## [Set problem]
Repeat every entry word for word, skipping the pictures.

===== Source data

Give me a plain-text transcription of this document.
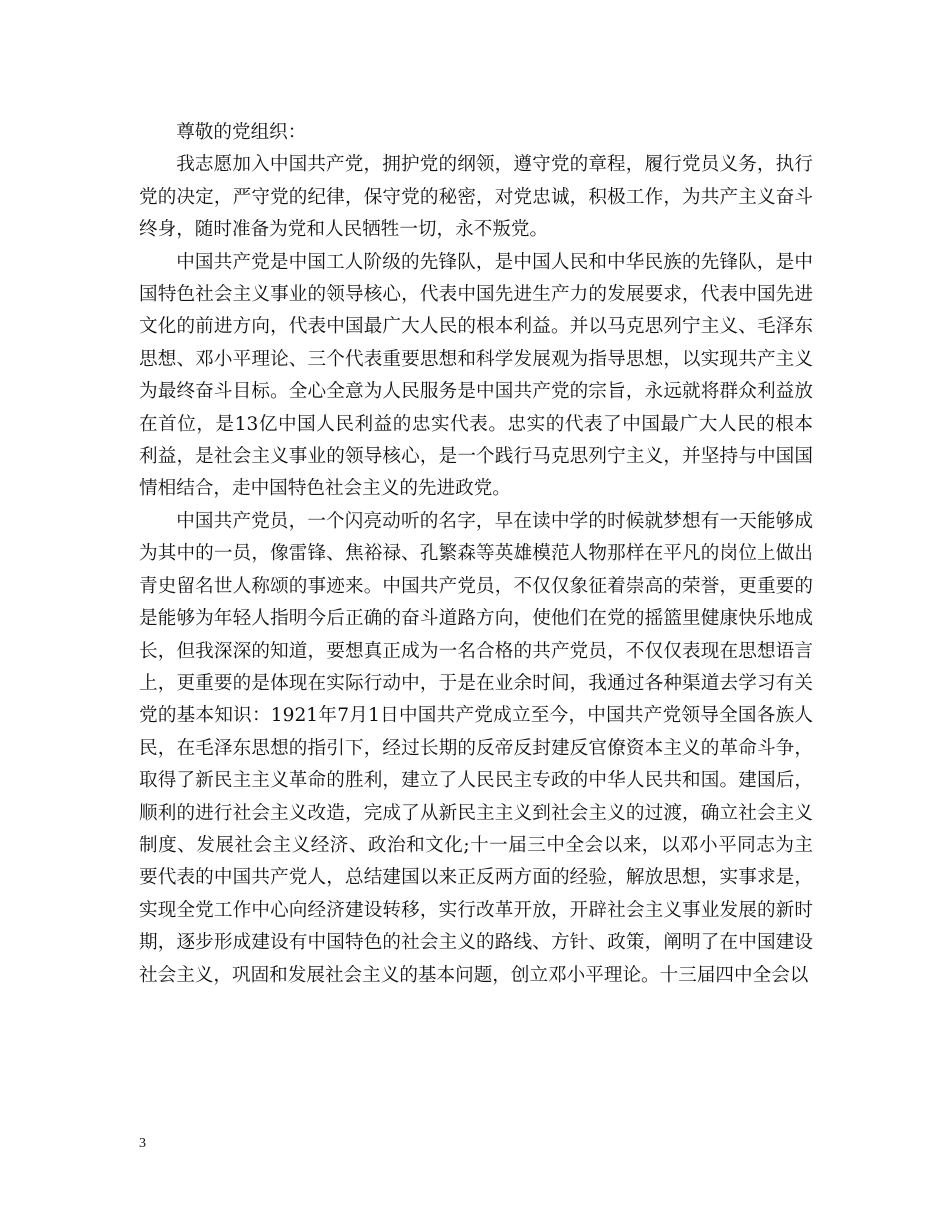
尊敬的党组织：

我志愿加入中国共产党，拥护党的纲领，遵守党的章程，履行党员义务，执行党的决定，严守党的纪律，保守党的秘密，对党忠诚，积极工作，为共产主义奋斗终身，随时准备为党和人民牺牲一切，永不叛党。

中国共产党是中国工人阶级的先锋队，是中国人民和中华民族的先锋队，是中国特色社会主义事业的领导核心，代表中国先进生产力的发展要求，代表中国先进文化的前进方向，代表中国最广大人民的根本利益。并以马克思列宁主义、毛泽东思想、邓小平理论、三个代表重要思想和科学发展观为指导思想，以实现共产主义为最终奋斗目标。全心全意为人民服务是中国共产党的宗旨，永远就将群众利益放在首位，是13亿中国人民利益的忠实代表。忠实的代表了中国最广大人民的根本利益，是社会主义事业的领导核心，是一个践行马克思列宁主义，并坚持与中国国情相结合，走中国特色社会主义的先进政党。

中国共产党员，一个闪亮动听的名字，早在读中学的时候就梦想有一天能够成为其中的一员，像雷锋、焦裕禄、孔繁森等英雄模范人物那样在平凡的岗位上做出青史留名世人称颂的事迹来。中国共产党员，不仅仅象征着崇高的荣誉，更重要的是能够为年轻人指明今后正确的奋斗道路方向，使他们在党的摇篮里健康快乐地成长，但我深深的知道，要想真正成为一名合格的共产党员，不仅仅表现在思想语言上，更重要的是体现在实际行动中，于是在业余时间，我通过各种渠道去学习有关党的基本知识：1921年7月1日中国共产党成立至今，中国共产党领导全国各族人民，在毛泽东思想的指引下，经过长期的反帝反封建反官僚资本主义的革命斗争，取得了新民主主义革命的胜利，建立了人民民主专政的中华人民共和国。建国后，顺利的进行社会主义改造，完成了从新民主主义到社会主义的过渡，确立社会主义制度、发展社会主义经济、政治和文化;十一届三中全会以来，以邓小平同志为主要代表的中国共产党人，总结建国以来正反两方面的经验，解放思想，实事求是，实现全党工作中心向经济建设转移，实行改革开放，开辟社会主义事业发展的新时期，逐步形成建设有中国特色的社会主义的路线、方针、政策，阐明了在中国建设社会主义，巩固和发展社会主义的基本问题，创立邓小平理论。十三届四中全会以

3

==========

## [Complete answer]
Give me a plain-text transcription of this document.
尊敬的党组织：

我志愿加入中国共产党，拥护党的纲领，遵守党的章程，履行党员义务，执行党的决定，严守党的纪律，保守党的秘密，对党忠诚，积极工作，为共产主义奋斗终身，随时准备为党和人民牺牲一切，永不叛党。

中国共产党是中国工人阶级的先锋队，是中国人民和中华民族的先锋队，是中国特色社会主义事业的领导核心，代表中国先进生产力的发展要求，代表中国先进文化的前进方向，代表中国最广大人民的根本利益。并以马克思列宁主义、毛泽东思想、邓小平理论、三个代表重要思想和科学发展观为指导思想，以实现共产主义为最终奋斗目标。全心全意为人民服务是中国共产党的宗旨，永远就将群众利益放在首位，是13亿中国人民利益的忠实代表。忠实的代表了中国最广大人民的根本利益，是社会主义事业的领导核心，是一个践行马克思列宁主义，并坚持与中国国情相结合，走中国特色社会主义的先进政党。

中国共产党员，一个闪亮动听的名字，早在读中学的时候就梦想有一天能够成为其中的一员，像雷锋、焦裕禄、孔繁森等英雄模范人物那样在平凡的岗位上做出青史留名世人称颂的事迹来。中国共产党员，不仅仅象征着崇高的荣誉，更重要的是能够为年轻人指明今后正确的奋斗道路方向，使他们在党的摇篮里健康快乐地成长，但我深深的知道，要想真正成为一名合格的共产党员，不仅仅表现在思想语言上，更重要的是体现在实际行动中，于是在业余时间，我通过各种渠道去学习有关党的基本知识：1921年7月1日中国共产党成立至今，中国共产党领导全国各族人民，在毛泽东思想的指引下，经过长期的反帝反封建反官僚资本主义的革命斗争，取得了新民主主义革命的胜利，建立了人民民主专政的中华人民共和国。建国后，顺利的进行社会主义改造，完成了从新民主主义到社会主义的过渡，确立社会主义制度、发展社会主义经济、政治和文化;十一届三中全会以来，以邓小平同志为主要代表的中国共产党人，总结建国以来正反两方面的经验，解放思想，实事求是，实现全党工作中心向经济建设转移，实行改革开放，开辟社会主义事业发展的新时期，逐步形成建设有中国特色的社会主义的路线、方针、政策，阐明了在中国建设社会主义，巩固和发展社会主义的基本问题，创立邓小平理论。十三届四中全会以

3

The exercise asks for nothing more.